Ottawa’s seismic risk is not about magnitude alone — it is about the resonance between soft Leda clay, a stiff superstructure, and a long-duration intraplate motion that fixed-base design simply cannot address.

Our service areas

Scope of work

Ottawa’s expansion after the 1950 Greber Plan reshaped neighborhoods from Kanata to Orléans, but it also spread construction onto terrain with wildly different geotechnical personalities. The difference between a pre-consolidated till bench in Nepean and a Champlain Sea clay pocket in Vanier can be a 30 percent shift in the site period, which changes the isolator stiffness required by several hundred kilonewtons per meter. In our experience, a single borehole with test pits near the footprint is rarely enough — we cross-check the stratigraphy with CPT testing to catch thin silt seams that act as drainage paths and accelerate consolidation settlements under the isolator pedestals. The isolation system then gets tuned in ETABS or SAP2000 using a non-linear time history that respects the Ottawa-specific target spectrum, not a smoothed code envelope. We also insist on prototype testing at full scale and velocity, because the difference between a catalog friction coefficient and the actual breakaway force at 2 °C matters when the building sits on a cold slab-on-grade in February. This is not about importing a standard isolation package; it is about engineering the interface between the moving ground and the stationary superstructure, down to the last shear key and moat wall detail.
****
▶ Directive a
In the rows, from the line with "legend-label: Medium VET (458, 641, 581, 664)" to the line with "y-tick-label: -160,000 (29, 421, 108, 444)", change "legend-label" to "legend-entry". Give those lines again with everything else left as is.
The text and the rows have nothing to do with each other.

[Visual layout annotation data]
****
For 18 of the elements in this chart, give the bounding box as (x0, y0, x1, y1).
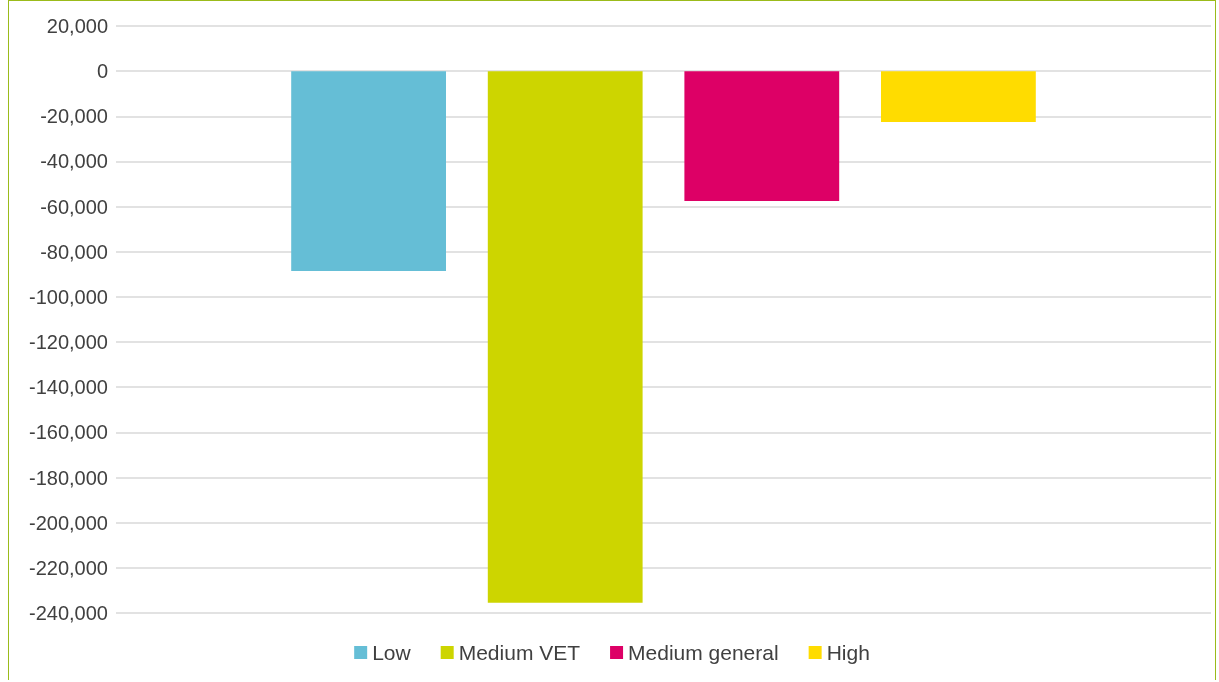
legend-label: Medium VET (458, 641, 581, 664)
y-tick-label: -180,000 (29, 466, 108, 489)
legend-label: High (826, 641, 870, 664)
legend-label: Medium general (628, 641, 779, 664)
y-tick-label: -200,000 (29, 511, 108, 534)
legend-label: Low (372, 641, 412, 664)
y-tick-label: -220,000 (29, 556, 108, 579)
y-tick-label: -40,000 (40, 150, 108, 173)
y-tick-label: 20,000 (46, 15, 108, 37)
y-tick-label: -120,000 (29, 331, 108, 354)
y-tick-label: 0 (96, 60, 108, 83)
y-tick-label: -100,000 (29, 285, 108, 308)
y-tick-label: -140,000 (29, 376, 108, 399)
y-tick-label: -80,000 (40, 240, 108, 263)
y-tick-label: -20,000 (40, 105, 108, 128)
y-tick-label: -160,000 (29, 421, 108, 444)
y-tick-label: -60,000 (40, 195, 108, 218)
y-tick-label: -240,000 (29, 602, 108, 624)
****
▶ Directive b
List every Ottawa neighborhood or area named in the text on seismic isolation.

▶ Correct answer a
legend-entry: Medium VET (458, 641, 581, 664)
y-tick-label: -180,000 (29, 466, 108, 489)
legend-entry: High (826, 641, 870, 664)
legend-entry: Medium general (628, 641, 779, 664)
y-tick-label: -200,000 (29, 511, 108, 534)
legend-entry: Low (372, 641, 412, 664)
y-tick-label: -220,000 (29, 556, 108, 579)
y-tick-label: -40,000 (40, 150, 108, 173)
y-tick-label: 20,000 (46, 15, 108, 37)
y-tick-label: -120,000 (29, 331, 108, 354)
y-tick-label: 0 (96, 60, 108, 83)
y-tick-label: -100,000 (29, 285, 108, 308)
y-tick-label: -140,000 (29, 376, 108, 399)
y-tick-label: -80,000 (40, 240, 108, 263)
y-tick-label: -20,000 (40, 105, 108, 128)
y-tick-label: -160,000 (29, 421, 108, 444)

▶ Correct answer b
Kanata, Orléans, Nepean, Vanier